Stored data entries:
□ □ □

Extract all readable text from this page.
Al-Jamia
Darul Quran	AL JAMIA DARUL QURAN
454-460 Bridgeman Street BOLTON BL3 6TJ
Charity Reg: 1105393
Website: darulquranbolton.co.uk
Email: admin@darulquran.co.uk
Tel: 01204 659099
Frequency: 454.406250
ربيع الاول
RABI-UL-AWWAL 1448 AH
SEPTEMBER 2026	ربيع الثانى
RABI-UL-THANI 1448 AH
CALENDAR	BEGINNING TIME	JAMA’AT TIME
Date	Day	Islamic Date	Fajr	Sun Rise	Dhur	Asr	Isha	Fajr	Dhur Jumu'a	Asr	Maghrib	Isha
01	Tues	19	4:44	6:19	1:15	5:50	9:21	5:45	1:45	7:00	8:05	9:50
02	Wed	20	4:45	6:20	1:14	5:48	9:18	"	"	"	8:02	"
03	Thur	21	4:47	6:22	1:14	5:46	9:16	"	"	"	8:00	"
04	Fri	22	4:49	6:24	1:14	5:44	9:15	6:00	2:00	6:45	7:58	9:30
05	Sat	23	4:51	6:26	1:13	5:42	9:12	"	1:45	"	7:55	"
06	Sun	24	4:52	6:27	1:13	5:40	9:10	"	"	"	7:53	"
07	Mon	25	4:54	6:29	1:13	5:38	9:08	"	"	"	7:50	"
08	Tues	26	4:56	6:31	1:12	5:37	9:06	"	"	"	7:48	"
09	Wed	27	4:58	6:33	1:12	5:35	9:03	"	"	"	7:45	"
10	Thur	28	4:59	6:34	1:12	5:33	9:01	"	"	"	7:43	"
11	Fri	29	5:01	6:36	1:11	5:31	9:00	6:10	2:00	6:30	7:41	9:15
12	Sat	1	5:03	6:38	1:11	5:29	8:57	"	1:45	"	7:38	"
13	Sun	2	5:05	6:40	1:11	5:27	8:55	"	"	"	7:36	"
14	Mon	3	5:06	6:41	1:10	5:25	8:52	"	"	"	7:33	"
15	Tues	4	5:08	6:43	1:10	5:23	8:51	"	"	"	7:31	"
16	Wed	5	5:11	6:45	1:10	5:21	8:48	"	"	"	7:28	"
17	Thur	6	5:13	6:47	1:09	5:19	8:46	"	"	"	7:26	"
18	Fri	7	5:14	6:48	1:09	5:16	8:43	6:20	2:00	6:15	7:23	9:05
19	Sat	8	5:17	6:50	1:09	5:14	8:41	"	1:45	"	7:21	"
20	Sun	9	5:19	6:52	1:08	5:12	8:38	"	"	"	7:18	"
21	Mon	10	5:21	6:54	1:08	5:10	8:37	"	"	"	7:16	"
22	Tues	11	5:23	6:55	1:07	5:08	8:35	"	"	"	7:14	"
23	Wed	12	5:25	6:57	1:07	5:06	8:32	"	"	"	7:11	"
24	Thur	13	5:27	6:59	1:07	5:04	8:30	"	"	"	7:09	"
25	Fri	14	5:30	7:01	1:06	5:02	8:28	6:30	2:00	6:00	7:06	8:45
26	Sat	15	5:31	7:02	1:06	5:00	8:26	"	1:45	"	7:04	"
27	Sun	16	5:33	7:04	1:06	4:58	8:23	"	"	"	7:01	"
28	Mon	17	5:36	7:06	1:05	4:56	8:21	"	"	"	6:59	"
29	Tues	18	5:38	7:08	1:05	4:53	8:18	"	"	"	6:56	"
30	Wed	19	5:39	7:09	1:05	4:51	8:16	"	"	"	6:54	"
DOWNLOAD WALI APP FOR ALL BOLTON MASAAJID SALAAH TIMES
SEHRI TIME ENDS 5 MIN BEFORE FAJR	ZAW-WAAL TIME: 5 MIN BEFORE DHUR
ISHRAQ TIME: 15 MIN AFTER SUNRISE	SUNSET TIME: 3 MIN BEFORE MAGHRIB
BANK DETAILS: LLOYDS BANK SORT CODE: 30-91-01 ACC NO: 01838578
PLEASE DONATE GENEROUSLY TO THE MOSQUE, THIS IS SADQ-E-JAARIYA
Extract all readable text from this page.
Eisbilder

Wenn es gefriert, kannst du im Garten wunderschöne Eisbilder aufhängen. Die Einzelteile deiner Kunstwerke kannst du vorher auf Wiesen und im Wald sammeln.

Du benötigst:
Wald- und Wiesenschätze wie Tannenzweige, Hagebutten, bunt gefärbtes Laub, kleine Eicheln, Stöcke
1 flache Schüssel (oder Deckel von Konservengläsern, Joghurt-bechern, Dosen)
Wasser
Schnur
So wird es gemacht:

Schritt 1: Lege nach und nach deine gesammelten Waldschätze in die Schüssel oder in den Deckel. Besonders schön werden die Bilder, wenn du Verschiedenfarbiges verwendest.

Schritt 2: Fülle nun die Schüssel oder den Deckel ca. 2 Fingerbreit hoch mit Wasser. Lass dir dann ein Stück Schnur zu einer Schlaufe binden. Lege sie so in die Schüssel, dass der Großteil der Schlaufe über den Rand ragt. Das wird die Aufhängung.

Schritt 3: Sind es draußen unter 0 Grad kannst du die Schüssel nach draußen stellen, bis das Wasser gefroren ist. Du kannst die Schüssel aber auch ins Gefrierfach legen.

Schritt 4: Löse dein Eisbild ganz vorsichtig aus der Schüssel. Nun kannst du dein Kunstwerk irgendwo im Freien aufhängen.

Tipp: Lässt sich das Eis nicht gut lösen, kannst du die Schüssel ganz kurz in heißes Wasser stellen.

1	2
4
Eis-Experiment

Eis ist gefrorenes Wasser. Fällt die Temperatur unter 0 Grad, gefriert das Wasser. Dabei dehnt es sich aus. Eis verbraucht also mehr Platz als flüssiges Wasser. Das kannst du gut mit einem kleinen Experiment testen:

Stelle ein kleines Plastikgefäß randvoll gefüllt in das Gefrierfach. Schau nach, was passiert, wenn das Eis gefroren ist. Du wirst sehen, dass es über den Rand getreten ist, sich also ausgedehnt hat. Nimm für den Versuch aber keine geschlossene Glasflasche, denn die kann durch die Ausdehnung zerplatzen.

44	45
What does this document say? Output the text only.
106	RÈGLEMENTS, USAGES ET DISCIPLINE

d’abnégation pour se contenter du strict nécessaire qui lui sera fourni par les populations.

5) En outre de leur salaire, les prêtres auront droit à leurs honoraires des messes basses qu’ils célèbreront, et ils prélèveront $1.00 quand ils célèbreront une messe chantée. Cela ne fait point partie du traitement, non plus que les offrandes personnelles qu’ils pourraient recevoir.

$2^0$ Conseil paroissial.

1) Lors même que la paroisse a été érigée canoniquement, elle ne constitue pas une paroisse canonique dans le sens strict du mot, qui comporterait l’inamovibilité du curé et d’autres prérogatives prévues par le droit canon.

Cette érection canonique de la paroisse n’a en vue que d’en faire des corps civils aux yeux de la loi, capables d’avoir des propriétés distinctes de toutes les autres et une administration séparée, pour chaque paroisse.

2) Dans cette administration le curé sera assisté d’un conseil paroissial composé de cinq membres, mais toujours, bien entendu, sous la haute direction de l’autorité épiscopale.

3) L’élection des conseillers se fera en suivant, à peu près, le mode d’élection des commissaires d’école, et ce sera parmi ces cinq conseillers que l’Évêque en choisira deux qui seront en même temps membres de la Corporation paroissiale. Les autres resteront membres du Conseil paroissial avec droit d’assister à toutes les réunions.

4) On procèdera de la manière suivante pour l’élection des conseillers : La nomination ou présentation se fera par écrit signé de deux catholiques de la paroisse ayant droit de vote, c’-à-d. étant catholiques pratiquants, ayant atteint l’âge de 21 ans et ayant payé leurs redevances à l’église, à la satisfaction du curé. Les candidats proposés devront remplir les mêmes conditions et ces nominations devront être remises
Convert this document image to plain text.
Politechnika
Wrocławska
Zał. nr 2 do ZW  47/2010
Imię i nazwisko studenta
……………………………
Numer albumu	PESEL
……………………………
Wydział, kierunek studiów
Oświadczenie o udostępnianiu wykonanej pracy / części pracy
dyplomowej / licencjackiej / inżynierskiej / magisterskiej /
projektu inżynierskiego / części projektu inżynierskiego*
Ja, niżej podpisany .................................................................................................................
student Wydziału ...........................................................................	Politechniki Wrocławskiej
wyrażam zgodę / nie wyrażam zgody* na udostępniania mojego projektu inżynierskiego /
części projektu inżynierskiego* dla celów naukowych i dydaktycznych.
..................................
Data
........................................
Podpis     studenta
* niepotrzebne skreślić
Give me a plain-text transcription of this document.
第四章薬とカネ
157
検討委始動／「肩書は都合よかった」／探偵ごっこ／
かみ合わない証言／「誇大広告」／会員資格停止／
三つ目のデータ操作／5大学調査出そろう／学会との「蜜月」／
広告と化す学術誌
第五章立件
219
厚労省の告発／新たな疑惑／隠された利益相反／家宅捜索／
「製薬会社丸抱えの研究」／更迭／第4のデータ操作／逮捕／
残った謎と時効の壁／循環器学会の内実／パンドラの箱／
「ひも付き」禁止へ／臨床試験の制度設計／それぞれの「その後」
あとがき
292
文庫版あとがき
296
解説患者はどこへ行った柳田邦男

□ □ □

Give again only the lines of the material above that run from the one with "Convert this document image to plain text." through the end, both included, exactly as they appear.

Convert this document image to plain text.
Politechnika
Wrocławska
Zał. nr 2 do ZW  47/2010
Imię i nazwisko studenta
……………………………
Numer albumu	PESEL
……………………………
Wydział, kierunek studiów
Oświadczenie o udostępnianiu wykonanej pracy / części pracy
dyplomowej / licencjackiej / inżynierskiej / magisterskiej /
projektu inżynierskiego / części projektu inżynierskiego*
Ja, niżej podpisany .................................................................................................................
student Wydziału ...........................................................................	Politechniki Wrocławskiej
wyrażam zgodę / nie wyrażam zgody* na udostępniania mojego projektu inżynierskiego /
części projektu inżynierskiego* dla celów naukowych i dydaktycznych.
..................................
Data
........................................
Podpis     studenta
* niepotrzebne skreślić
Give me a plain-text transcription of this document.
第四章薬とカネ
157
検討委始動／「肩書は都合よかった」／探偵ごっこ／
かみ合わない証言／「誇大広告」／会員資格停止／
三つ目のデータ操作／5大学調査出そろう／学会との「蜜月」／
広告と化す学術誌
第五章立件
219
厚労省の告発／新たな疑惑／隠された利益相反／家宅捜索／
「製薬会社丸抱えの研究」／更迭／第4のデータ操作／逮捕／
残った謎と時効の壁／循環器学会の内実／パンドラの箱／
「ひも付き」禁止へ／臨床試験の制度設計／それぞれの「その後」
あとがき
292
文庫版あとがき
296
解説患者はどこへ行った柳田邦男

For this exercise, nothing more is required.